Reproduce the rows below verbatim, from the first row up to and including the row containing "- series-line: [74, 107, 759, 571]".

Exercise inputs:

· · ·

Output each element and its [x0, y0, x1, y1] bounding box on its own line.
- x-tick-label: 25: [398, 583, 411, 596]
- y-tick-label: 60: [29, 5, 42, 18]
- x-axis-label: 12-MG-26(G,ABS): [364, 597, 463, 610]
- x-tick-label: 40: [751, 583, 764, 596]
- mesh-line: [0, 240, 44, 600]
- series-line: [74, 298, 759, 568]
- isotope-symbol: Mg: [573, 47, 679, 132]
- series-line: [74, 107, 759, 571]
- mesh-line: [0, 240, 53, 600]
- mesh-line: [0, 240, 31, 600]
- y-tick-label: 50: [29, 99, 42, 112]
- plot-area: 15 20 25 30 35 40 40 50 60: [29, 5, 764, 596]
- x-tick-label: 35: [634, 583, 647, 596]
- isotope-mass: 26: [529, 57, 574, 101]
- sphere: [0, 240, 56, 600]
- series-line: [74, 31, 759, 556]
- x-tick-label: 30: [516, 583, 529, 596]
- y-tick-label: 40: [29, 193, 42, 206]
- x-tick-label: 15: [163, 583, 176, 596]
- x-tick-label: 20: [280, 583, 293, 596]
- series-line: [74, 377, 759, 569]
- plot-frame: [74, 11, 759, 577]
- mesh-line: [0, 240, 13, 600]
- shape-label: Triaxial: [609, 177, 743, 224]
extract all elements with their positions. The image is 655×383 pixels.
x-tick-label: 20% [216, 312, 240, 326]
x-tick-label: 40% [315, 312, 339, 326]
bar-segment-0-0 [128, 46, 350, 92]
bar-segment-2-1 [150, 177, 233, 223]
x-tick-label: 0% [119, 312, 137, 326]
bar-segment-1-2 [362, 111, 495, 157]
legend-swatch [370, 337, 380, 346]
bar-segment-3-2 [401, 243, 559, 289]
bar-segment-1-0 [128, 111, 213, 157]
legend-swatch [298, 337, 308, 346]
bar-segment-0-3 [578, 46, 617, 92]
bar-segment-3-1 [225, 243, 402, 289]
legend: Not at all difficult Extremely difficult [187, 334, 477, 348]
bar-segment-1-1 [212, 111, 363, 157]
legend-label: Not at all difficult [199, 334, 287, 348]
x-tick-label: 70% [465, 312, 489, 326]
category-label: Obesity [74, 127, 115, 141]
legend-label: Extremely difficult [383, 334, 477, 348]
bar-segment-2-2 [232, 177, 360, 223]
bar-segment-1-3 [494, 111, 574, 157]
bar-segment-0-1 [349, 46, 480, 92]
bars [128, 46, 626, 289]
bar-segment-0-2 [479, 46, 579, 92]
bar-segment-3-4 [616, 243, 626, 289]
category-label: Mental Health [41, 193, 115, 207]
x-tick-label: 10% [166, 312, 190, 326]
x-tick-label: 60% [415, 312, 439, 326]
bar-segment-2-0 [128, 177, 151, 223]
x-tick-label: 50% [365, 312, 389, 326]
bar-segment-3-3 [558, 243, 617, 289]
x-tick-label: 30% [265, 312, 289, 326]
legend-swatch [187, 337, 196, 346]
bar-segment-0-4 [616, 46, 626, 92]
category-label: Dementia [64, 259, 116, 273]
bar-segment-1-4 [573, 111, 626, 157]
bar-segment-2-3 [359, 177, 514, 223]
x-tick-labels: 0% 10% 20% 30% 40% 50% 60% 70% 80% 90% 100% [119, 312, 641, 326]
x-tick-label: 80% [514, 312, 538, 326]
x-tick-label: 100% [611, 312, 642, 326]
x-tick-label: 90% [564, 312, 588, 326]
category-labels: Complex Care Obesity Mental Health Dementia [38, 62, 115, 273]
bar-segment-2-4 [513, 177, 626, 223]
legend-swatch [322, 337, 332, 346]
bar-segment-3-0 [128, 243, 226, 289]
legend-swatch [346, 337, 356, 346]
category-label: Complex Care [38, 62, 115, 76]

· · ·

Full answer:
Output each element and its [x0, y0, x1, y1] bounding box on its own line.
- x-tick-label: 25: [398, 583, 411, 596]
- y-tick-label: 60: [29, 5, 42, 18]
- x-axis-label: 12-MG-26(G,ABS): [364, 597, 463, 610]
- x-tick-label: 40: [751, 583, 764, 596]
- mesh-line: [0, 240, 44, 600]
- series-line: [74, 298, 759, 568]
- isotope-symbol: Mg: [573, 47, 679, 132]
- series-line: [74, 107, 759, 571]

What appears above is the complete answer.